PROBLEM REQUIREMENTS: Output the full listing word for word.

##############################

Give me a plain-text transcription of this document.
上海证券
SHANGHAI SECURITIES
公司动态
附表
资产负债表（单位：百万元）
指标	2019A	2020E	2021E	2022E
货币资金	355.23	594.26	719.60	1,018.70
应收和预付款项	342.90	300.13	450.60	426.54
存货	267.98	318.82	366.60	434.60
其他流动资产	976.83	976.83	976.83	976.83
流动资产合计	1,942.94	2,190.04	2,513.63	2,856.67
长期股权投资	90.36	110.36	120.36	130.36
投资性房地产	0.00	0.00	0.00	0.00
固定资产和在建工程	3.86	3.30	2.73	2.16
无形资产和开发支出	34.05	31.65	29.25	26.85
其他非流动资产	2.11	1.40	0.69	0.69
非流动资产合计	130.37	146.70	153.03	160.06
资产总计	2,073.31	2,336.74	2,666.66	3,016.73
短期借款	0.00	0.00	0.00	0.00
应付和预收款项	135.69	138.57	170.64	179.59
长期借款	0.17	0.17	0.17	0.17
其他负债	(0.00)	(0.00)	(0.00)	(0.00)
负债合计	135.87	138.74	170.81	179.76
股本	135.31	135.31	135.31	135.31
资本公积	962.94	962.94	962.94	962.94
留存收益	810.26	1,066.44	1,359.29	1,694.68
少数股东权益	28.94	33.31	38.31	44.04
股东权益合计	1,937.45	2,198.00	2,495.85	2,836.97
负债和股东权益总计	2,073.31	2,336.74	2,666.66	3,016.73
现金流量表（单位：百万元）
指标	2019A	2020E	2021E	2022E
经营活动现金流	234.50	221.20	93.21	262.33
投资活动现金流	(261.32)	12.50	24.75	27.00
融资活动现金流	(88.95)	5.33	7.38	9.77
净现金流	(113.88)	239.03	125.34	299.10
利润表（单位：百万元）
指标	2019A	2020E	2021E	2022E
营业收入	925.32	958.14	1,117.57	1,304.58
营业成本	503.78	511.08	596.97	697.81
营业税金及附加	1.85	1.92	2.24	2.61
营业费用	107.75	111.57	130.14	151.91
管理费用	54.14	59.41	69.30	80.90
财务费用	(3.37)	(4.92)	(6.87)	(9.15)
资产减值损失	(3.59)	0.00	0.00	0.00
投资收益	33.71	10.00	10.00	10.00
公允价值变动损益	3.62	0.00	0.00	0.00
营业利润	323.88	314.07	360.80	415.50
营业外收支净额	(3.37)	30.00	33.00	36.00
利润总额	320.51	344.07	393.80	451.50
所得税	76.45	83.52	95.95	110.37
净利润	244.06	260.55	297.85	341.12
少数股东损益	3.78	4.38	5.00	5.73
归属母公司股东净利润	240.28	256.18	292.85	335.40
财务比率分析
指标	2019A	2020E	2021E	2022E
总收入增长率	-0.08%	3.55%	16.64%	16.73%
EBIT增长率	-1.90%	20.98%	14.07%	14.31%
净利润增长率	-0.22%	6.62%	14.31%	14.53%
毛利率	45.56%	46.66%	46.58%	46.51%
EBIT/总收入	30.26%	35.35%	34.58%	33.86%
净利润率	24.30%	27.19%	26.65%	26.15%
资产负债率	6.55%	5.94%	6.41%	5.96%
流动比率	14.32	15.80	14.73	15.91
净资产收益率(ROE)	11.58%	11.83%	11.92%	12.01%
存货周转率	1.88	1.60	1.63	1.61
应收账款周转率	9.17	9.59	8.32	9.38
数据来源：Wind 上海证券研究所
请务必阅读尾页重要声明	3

##############################

EXERCISE RESPONSE:
Give me a plain-text transcription of this document.
上海证券
SHANGHAI SECURITIES
公司动态
附表
资产负债表（单位：百万元）
指标	2019A	2020E	2021E	2022E
货币资金	355.23	594.26	719.60	1,018.70
应收和预付款项	342.90	300.13	450.60	426.54
存货	267.98	318.82	366.60	434.60
其他流动资产	976.83	976.83	976.83	976.83
流动资产合计	1,942.94	2,190.04	2,513.63	2,856.67
长期股权投资	90.36	110.36	120.36	130.36
投资性房地产	0.00	0.00	0.00	0.00
固定资产和在建工程	3.86	3.30	2.73	2.16
无形资产和开发支出	34.05	31.65	29.25	26.85
其他非流动资产	2.11	1.40	0.69	0.69
非流动资产合计	130.37	146.70	153.03	160.06
资产总计	2,073.31	2,336.74	2,666.66	3,016.73
短期借款	0.00	0.00	0.00	0.00
应付和预收款项	135.69	138.57	170.64	179.59
长期借款	0.17	0.17	0.17	0.17
其他负债	(0.00)	(0.00)	(0.00)	(0.00)
负债合计	135.87	138.74	170.81	179.76
股本	135.31	135.31	135.31	135.31
资本公积	962.94	962.94	962.94	962.94
留存收益	810.26	1,066.44	1,359.29	1,694.68
少数股东权益	28.94	33.31	38.31	44.04
股东权益合计	1,937.45	2,198.00	2,495.85	2,836.97
负债和股东权益总计	2,073.31	2,336.74	2,666.66	3,016.73
现金流量表（单位：百万元）
指标	2019A	2020E	2021E	2022E
经营活动现金流	234.50	221.20	93.21	262.33
投资活动现金流	(261.32)	12.50	24.75	27.00
融资活动现金流	(88.95)	5.33	7.38	9.77
净现金流	(113.88)	239.03	125.34	299.10
利润表（单位：百万元）
指标	2019A	2020E	2021E	2022E
营业收入	925.32	958.14	1,117.57	1,304.58
营业成本	503.78	511.08	596.97	697.81
营业税金及附加	1.85	1.92	2.24	2.61
营业费用	107.75	111.57	130.14	151.91
管理费用	54.14	59.41	69.30	80.90
财务费用	(3.37)	(4.92)	(6.87)	(9.15)
资产减值损失	(3.59)	0.00	0.00	0.00
投资收益	33.71	10.00	10.00	10.00
公允价值变动损益	3.62	0.00	0.00	0.00
营业利润	323.88	314.07	360.80	415.50
营业外收支净额	(3.37)	30.00	33.00	36.00
利润总额	320.51	344.07	393.80	451.50
所得税	76.45	83.52	95.95	110.37
净利润	244.06	260.55	297.85	341.12
少数股东损益	3.78	4.38	5.00	5.73
归属母公司股东净利润	240.28	256.18	292.85	335.40
财务比率分析
指标	2019A	2020E	2021E	2022E
总收入增长率	-0.08%	3.55%	16.64%	16.73%
EBIT增长率	-1.90%	20.98%	14.07%	14.31%
净利润增长率	-0.22%	6.62%	14.31%	14.53%
毛利率	45.56%	46.66%	46.58%	46.51%
EBIT/总收入	30.26%	35.35%	34.58%	33.86%
净利润率	24.30%	27.19%	26.65%	26.15%
资产负债率	6.55%	5.94%	6.41%	5.96%
流动比率	14.32	15.80	14.73	15.91
净资产收益率(ROE)	11.58%	11.83%	11.92%	12.01%
存货周转率	1.88	1.60	1.63	1.61
应收账款周转率	9.17	9.59	8.32	9.38
数据来源：Wind 上海证券研究所
请务必阅读尾页重要声明	3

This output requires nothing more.